▸ **Records from a collection of figures**

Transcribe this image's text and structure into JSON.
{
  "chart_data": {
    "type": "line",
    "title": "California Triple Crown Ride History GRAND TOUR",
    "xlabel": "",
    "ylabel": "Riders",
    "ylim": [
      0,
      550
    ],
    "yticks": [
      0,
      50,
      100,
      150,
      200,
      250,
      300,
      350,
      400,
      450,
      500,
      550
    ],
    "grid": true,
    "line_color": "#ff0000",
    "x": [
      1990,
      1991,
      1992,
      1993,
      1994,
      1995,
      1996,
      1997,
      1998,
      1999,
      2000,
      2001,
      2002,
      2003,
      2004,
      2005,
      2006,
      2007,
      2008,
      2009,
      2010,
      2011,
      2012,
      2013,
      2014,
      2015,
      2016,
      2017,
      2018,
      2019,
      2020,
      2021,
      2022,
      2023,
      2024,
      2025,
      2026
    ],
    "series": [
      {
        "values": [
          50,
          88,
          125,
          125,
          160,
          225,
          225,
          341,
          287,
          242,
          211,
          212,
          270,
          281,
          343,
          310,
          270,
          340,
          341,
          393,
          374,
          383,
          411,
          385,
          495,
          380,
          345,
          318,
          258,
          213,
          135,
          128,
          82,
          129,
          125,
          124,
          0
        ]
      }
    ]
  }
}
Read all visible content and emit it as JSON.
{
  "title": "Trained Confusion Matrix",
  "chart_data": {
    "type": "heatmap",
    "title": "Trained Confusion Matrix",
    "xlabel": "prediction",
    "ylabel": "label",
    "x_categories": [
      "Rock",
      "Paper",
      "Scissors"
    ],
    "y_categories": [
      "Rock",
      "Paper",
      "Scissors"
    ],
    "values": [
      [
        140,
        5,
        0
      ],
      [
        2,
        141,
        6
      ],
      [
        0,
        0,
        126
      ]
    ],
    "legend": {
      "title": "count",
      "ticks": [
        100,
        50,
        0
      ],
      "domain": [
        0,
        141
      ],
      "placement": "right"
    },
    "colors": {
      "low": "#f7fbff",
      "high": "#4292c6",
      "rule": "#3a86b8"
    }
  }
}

▸ **Aim of the task**
Give back exactly the lines running from the line containing "Read all visible content and emit it as JSON." through the end of the material above, both included, and nothing beyond them.

▸ **Answer**
Read all visible content and emit it as JSON.
{
  "title": "Trained Confusion Matrix",
  "chart_data": {
    "type": "heatmap",
    "title": "Trained Confusion Matrix",
    "xlabel": "prediction",
    "ylabel": "label",
    "x_categories": [
      "Rock",
      "Paper",
      "Scissors"
    ],
    "y_categories": [
      "Rock",
      "Paper",
      "Scissors"
    ],
    "values": [
      [
        140,
        5,
        0
      ],
      [
        2,
        141,
        6
      ],
      [
        0,
        0,
        126
      ]
    ],
    "legend": {
      "title": "count",
      "ticks": [
        100,
        50,
        0
      ],
      "domain": [
        0,
        141
      ],
      "placement": "right"
    },
    "colors": {
      "low": "#f7fbff",
      "high": "#4292c6",
      "rule": "#3a86b8"
    }
  }
}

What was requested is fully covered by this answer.